▸ **PASSAGE**
══════
15

I wrote a machine learning application in Django so a user can specify in a form some parameters and train a model. Once the model is trained, I want to serve requests like:

curl http://localhost:8000/.../?model_input='XYZ' 

and I want Django returns the output of the model given the input XYZ. Every example I saw from Tastypie or REST framework builds its response from a queryset. How can I proceed if the response is not the result of a queryset but the result of in-memory pure calculation? In my case, the response is the result of a matrix multiplication (the trained model) by a vector (the input) and this result is not stored in a table.

What is the recommended way to manage such requests? Any help is greatly appreciated. Regards, Patrick

Patrick
  • 2,577
  • 6
  • 30
  • 53

1 Answers1

16

Django REST Framework does not require a model source, or a queryset, though it does perform its best when working with either of them. It does provide a basic Serializer for this reason, as well as basic APIView classes to allow for content negotiation to be used on top of standard Django class-based views.

You most likely won't need to use the Serializer unless you were looking to serialize the results object. The other common use for a Serializer is to validate the incoming data and convert it to an expected format.

If you were just looking to return a basic value (you didn't specify what "the result of a matrix multiplication" actually could be), then even just using the basic views is a step up from doing it all manually. The Response object that Django REST Framework provides allows you to return arbitrary data and have it be converted into a comparable JSON or XML representation, automatically. You never need to call json.dumps or coerce the data into a specific representation, the Response object does it all for you.

from rest_framework.response import Response
from rest_framework import serializers, views

class IncredibleInputSerializer(serializers.Serializer):
    model_input = serializers.CharField()

class IncredibleView(views.APIView):

    def get(self, request):
        # Validate the incoming input (provided through query parameters)
        serializer = IncredibleInputSerializer(data=request.query_params)
        serializer.is_valid(raise_exception=True)
══════
▸ **RECORDED DATA**
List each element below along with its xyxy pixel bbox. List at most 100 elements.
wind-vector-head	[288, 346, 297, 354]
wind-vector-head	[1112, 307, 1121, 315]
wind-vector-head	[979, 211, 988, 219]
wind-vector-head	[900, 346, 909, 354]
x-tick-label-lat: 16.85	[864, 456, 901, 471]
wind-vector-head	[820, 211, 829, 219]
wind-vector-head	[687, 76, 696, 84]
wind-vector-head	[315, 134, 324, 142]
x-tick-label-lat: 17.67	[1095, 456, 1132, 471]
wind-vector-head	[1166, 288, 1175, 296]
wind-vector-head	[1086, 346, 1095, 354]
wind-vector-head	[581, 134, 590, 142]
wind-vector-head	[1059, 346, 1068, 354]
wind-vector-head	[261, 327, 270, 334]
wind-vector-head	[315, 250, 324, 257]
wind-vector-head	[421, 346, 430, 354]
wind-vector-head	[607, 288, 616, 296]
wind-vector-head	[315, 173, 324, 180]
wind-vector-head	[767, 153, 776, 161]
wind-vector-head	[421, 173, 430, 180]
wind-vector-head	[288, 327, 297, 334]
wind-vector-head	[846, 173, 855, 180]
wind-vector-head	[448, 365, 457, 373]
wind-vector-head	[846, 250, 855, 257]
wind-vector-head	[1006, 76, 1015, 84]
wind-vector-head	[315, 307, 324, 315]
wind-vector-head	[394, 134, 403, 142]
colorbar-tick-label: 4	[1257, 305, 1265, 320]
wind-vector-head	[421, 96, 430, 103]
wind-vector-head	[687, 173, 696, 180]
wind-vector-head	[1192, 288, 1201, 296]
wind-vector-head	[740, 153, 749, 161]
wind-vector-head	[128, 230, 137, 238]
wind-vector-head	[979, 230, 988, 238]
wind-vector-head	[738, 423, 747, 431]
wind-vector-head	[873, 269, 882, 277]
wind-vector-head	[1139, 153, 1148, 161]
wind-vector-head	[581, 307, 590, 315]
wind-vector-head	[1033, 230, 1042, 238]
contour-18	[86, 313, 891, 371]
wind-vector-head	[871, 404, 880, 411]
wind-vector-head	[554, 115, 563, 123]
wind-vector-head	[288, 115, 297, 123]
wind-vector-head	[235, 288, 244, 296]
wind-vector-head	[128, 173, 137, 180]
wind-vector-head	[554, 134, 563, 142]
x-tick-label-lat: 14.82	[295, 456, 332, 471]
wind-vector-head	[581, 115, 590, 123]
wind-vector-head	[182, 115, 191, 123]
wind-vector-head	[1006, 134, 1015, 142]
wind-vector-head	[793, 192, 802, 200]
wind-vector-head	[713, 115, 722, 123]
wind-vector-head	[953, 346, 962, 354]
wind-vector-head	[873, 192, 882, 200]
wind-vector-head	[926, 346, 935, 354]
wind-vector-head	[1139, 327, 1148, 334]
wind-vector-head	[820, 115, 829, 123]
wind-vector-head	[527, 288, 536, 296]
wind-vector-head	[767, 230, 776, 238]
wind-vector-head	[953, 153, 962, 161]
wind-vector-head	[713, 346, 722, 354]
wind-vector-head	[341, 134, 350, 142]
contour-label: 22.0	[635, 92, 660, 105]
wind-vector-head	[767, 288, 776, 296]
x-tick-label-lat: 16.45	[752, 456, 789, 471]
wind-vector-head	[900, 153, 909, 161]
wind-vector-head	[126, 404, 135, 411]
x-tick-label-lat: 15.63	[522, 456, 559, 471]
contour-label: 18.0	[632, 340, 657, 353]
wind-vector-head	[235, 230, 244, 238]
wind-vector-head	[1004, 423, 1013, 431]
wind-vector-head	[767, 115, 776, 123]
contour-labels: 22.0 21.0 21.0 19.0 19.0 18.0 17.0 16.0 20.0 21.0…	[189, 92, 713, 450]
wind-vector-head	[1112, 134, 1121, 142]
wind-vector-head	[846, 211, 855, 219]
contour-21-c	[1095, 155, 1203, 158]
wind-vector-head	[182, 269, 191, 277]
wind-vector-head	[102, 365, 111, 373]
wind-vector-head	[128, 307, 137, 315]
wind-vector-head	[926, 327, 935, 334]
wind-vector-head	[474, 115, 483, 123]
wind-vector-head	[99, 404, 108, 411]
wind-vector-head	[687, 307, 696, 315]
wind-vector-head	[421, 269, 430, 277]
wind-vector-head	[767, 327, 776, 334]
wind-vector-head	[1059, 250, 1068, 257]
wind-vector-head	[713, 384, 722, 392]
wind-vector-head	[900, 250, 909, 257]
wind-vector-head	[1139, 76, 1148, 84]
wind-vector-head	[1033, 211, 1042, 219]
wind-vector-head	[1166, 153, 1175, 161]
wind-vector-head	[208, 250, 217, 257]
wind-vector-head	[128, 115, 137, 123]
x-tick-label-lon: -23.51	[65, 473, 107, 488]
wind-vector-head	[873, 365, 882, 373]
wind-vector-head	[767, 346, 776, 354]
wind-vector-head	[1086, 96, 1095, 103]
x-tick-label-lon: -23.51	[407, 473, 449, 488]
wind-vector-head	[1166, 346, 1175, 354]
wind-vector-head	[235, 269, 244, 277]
══════
▸ **TASKS TO COMPLETE**
1. In the thread, rewrite the part from "What is the" to "Django class-based views.", putting "query set" in place of "queryset".
2. Answer these questions from the thread:
(a) In the asker's case, what calculation produces the response?
(b) Into what representations does the Response object convert arbitrary data?
(c) What field type does IncredibleInputSerializer declare for model_input?

▸ **RESPONSES TO THE TASKS**
1.
What is the recommended way to manage such requests? Any help is greatly appreciated. Regards, Patrick

Patrick
  • 2,577
  • 6
  • 30
  • 53

1 Answers1

16

Django REST Framework does not require a model source, or a query set, though it does perform its best when working with either of them. It does provide a basic Serializer for this reason, as well as basic APIView classes to allow for content negotiation to be used on top of standard Django class-based views.

2.
(a) A matrix multiplication of the trained model by a vector (the input).
(b) A comparable JSON or XML representation.
(c) serializers.CharField().